What is being asked — Pick out every line in the data below that holds "proyecto".

[Data records]
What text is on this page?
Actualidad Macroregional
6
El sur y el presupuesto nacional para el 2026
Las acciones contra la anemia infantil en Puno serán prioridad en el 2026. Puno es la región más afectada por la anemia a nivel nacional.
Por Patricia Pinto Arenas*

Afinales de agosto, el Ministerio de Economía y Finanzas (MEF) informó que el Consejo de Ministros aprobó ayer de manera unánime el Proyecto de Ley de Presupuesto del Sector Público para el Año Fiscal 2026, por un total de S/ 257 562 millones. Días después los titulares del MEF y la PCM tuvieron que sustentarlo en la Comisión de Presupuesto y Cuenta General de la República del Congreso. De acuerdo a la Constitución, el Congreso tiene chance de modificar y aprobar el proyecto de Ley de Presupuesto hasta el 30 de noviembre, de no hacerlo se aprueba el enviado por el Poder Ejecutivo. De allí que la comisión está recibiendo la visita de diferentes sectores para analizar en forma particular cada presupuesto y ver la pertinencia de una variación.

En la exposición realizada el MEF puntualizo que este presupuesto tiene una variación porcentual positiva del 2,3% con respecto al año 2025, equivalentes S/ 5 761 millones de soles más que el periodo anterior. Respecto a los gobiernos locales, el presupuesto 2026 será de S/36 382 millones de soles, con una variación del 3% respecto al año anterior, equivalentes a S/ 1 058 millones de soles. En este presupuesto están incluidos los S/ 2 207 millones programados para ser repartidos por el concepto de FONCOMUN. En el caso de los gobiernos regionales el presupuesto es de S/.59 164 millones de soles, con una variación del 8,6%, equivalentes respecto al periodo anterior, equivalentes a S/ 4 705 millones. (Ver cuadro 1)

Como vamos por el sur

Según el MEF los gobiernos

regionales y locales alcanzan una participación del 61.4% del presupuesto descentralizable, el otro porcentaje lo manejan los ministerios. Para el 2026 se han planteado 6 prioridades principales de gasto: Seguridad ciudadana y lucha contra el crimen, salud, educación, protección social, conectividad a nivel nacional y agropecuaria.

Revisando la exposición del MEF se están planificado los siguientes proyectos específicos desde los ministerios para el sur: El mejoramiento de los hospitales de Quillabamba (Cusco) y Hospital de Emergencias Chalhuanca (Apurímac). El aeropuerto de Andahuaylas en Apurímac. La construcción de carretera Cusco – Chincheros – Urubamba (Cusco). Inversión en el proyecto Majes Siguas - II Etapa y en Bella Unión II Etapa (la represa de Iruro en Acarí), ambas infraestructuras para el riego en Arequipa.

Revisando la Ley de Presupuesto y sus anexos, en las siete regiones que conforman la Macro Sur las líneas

Complete answer —
Afinales de agosto, el Ministerio de Economía y Finanzas (MEF) informó que el Consejo de Ministros aprobó ayer de manera unánime el Proyecto de Ley de Presupuesto del Sector Público para el Año Fiscal 2026, por un total de S/ 257 562 millones. Días después los titulares del MEF y la PCM tuvieron que sustentarlo en la Comisión de Presupuesto y Cuenta General de la República del Congreso. De acuerdo a la Constitución, el Congreso tiene chance de modificar y aprobar el proyecto de Ley de Presupuesto hasta el 30 de noviembre, de no hacerlo se aprueba el enviado por el Poder Ejecutivo. De allí que la comisión está recibiendo la visita de diferentes sectores para analizar en forma particular cada presupuesto y ver la pertinencia de una variación.
Revisando la exposición del MEF se están planificado los siguientes proyectos específicos desde los ministerios para el sur: El mejoramiento de los hospitales de Quillabamba (Cusco) y Hospital de Emergencias Chalhuanca (Apurímac). El aeropuerto de Andahuaylas en Apurímac. La construcción de carretera Cusco – Chincheros – Urubamba (Cusco). Inversión en el proyecto Majes Siguas - II Etapa y en Bella Unión II Etapa (la represa de Iruro en Acarí), ambas infraestructuras para el riego en Arequipa.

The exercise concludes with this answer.